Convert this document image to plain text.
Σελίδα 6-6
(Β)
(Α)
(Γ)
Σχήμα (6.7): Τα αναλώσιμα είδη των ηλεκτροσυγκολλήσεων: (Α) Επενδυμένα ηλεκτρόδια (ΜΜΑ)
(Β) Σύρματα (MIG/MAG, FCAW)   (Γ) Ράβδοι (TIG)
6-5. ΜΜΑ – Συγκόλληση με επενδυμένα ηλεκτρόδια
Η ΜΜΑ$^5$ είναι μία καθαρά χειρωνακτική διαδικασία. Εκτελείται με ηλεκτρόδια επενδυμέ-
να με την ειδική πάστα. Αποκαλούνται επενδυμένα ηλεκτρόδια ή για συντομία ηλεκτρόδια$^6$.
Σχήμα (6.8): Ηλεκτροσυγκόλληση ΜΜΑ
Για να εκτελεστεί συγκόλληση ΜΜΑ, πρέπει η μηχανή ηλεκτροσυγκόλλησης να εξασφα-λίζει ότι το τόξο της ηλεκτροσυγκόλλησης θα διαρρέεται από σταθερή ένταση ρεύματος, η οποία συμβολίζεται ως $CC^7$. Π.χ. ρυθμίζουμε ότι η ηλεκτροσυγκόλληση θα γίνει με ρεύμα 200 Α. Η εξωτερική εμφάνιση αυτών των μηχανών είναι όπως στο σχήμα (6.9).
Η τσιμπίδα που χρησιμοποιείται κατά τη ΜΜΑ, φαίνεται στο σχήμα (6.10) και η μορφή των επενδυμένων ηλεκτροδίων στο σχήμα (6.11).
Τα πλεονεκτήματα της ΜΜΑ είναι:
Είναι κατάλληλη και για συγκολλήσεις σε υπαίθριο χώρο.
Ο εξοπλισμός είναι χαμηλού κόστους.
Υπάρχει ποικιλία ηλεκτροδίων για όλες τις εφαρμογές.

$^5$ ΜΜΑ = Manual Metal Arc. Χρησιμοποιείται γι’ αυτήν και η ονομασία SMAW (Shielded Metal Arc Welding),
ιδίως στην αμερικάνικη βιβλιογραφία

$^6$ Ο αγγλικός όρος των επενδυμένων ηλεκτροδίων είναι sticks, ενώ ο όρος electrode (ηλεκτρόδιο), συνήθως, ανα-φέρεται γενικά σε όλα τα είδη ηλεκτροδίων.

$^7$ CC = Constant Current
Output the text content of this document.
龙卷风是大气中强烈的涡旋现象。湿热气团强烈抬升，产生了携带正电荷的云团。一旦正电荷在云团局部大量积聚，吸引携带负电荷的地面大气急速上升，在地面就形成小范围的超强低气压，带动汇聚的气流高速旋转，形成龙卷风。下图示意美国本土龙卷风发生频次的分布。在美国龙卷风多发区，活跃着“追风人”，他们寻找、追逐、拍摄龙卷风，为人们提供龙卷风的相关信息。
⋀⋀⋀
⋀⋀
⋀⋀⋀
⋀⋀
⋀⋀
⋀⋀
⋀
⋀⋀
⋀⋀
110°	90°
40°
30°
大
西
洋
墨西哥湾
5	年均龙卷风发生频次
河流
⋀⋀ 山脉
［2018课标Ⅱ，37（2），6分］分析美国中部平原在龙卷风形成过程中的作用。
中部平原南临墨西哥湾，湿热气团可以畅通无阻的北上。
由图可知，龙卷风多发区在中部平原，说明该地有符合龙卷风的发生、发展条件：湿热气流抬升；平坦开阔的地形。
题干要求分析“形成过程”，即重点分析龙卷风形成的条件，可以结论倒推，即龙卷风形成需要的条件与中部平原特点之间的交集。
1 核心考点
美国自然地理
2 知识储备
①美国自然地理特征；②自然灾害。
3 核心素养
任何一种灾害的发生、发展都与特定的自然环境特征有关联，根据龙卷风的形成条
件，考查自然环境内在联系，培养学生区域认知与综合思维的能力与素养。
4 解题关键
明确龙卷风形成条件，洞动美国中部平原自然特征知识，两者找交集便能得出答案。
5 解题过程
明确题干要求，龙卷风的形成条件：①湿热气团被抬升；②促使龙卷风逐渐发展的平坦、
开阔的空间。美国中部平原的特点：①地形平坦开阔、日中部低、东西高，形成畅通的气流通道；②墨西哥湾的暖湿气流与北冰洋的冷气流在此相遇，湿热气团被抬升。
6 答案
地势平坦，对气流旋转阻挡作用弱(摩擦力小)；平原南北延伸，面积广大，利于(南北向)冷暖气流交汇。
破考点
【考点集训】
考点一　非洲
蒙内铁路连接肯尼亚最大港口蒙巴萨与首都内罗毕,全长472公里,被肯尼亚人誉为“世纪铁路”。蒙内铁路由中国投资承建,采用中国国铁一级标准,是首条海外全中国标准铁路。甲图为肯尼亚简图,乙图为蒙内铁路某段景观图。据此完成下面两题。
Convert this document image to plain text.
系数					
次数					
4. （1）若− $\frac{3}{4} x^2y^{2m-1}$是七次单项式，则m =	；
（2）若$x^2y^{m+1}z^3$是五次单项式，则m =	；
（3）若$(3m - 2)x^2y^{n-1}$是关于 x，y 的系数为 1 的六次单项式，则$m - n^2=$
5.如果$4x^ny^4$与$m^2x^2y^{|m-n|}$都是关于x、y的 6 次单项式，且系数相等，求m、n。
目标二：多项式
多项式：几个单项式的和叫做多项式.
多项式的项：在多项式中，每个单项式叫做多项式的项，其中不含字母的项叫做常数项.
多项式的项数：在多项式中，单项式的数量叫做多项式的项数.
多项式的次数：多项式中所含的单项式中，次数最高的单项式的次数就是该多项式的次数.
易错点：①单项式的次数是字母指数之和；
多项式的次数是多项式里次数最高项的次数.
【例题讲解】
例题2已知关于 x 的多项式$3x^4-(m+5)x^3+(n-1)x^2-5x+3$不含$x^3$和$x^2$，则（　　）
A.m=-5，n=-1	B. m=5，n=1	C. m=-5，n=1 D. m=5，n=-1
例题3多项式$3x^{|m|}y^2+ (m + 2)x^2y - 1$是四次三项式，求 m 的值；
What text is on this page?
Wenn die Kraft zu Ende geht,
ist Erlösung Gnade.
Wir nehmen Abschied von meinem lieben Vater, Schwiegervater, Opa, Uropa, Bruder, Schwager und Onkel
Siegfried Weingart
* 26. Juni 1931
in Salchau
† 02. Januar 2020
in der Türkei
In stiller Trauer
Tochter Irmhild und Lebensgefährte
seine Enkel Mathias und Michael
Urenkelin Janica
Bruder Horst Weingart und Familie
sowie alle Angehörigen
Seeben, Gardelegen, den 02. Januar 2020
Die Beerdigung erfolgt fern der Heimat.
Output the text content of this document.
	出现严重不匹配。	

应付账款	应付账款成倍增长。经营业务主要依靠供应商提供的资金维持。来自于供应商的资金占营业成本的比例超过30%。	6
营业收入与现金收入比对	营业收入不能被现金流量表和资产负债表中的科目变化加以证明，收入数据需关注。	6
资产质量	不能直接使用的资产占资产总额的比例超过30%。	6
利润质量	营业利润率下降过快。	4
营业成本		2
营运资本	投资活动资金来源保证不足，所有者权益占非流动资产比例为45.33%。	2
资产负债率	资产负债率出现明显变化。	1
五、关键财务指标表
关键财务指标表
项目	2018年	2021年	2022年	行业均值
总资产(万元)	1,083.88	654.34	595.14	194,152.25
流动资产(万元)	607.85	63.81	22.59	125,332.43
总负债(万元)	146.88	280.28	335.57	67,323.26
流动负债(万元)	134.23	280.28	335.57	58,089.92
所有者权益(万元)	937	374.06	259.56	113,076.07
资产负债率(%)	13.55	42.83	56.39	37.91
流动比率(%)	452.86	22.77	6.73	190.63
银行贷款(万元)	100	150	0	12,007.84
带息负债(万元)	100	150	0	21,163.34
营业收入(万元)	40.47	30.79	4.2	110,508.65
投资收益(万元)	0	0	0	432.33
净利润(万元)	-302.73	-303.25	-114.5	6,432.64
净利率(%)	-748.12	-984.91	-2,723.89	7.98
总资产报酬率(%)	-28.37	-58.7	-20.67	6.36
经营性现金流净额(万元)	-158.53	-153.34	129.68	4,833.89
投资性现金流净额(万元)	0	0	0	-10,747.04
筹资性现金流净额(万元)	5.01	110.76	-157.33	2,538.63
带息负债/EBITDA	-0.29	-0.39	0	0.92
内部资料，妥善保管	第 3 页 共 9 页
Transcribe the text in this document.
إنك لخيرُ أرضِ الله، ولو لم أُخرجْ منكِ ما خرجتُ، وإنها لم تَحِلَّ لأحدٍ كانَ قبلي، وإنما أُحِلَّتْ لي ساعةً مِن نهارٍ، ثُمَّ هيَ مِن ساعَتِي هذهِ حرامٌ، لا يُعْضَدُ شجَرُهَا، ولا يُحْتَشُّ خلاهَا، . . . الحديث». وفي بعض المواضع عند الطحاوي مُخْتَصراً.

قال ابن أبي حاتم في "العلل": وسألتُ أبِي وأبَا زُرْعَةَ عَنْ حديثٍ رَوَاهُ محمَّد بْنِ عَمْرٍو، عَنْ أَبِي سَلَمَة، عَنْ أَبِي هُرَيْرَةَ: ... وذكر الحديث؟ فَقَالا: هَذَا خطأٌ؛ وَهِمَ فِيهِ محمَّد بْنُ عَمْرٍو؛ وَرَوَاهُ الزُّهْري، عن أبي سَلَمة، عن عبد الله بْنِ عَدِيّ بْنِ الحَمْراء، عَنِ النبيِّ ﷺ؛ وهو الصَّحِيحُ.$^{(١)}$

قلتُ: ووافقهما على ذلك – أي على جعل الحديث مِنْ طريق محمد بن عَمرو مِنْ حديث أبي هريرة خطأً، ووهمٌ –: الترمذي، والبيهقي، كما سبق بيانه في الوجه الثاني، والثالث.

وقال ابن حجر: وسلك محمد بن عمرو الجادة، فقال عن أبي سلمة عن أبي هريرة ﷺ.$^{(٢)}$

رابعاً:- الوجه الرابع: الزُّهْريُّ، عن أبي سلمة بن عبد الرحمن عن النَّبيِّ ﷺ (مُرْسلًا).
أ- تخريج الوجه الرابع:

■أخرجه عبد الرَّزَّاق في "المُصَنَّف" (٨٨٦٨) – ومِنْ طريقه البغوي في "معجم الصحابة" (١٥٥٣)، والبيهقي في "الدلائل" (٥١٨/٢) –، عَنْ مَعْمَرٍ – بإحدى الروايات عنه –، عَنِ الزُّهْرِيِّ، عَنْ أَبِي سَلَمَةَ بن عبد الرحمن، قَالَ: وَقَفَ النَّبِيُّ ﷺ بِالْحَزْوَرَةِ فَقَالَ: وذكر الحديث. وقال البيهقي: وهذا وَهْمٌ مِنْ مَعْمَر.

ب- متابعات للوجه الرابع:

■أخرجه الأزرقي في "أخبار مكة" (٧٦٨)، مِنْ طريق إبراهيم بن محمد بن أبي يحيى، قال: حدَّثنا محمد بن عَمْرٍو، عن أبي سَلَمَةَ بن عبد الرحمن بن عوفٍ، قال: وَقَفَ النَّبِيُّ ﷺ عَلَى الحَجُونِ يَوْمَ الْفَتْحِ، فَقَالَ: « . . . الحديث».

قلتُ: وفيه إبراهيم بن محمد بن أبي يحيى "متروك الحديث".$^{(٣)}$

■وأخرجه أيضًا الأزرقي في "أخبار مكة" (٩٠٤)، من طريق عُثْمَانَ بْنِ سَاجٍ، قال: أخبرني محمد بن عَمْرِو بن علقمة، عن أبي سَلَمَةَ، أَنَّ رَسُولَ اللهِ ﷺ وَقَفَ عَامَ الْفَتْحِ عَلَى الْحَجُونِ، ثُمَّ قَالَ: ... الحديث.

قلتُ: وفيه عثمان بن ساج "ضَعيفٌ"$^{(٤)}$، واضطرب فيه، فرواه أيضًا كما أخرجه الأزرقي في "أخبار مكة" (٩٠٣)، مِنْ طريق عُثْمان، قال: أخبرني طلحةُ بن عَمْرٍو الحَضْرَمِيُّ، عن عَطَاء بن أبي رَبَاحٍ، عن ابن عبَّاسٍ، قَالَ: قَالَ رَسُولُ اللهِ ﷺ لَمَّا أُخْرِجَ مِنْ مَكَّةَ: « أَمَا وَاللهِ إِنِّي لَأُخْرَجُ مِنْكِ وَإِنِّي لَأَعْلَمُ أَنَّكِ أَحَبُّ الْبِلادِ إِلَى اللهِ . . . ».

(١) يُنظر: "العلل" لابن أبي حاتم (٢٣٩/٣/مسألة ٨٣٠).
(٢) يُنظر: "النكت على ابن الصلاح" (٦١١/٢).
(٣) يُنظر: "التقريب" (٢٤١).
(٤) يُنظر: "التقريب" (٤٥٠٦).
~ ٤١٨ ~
--------------------------------
Given task: Pick out every line holding the string "είδη" and return it.

Output of the exercise:
Σχήμα (6.7): Τα αναλώσιμα είδη των ηλεκτροσυγκολλήσεων: (Α) Επενδυμένα ηλεκτρόδια (ΜΜΑ)
$^6$ Ο αγγλικός όρος των επενδυμένων ηλεκτροδίων είναι sticks, ενώ ο όρος electrode (ηλεκτρόδιο), συνήθως, ανα-φέρεται γενικά σε όλα τα είδη ηλεκτροδίων.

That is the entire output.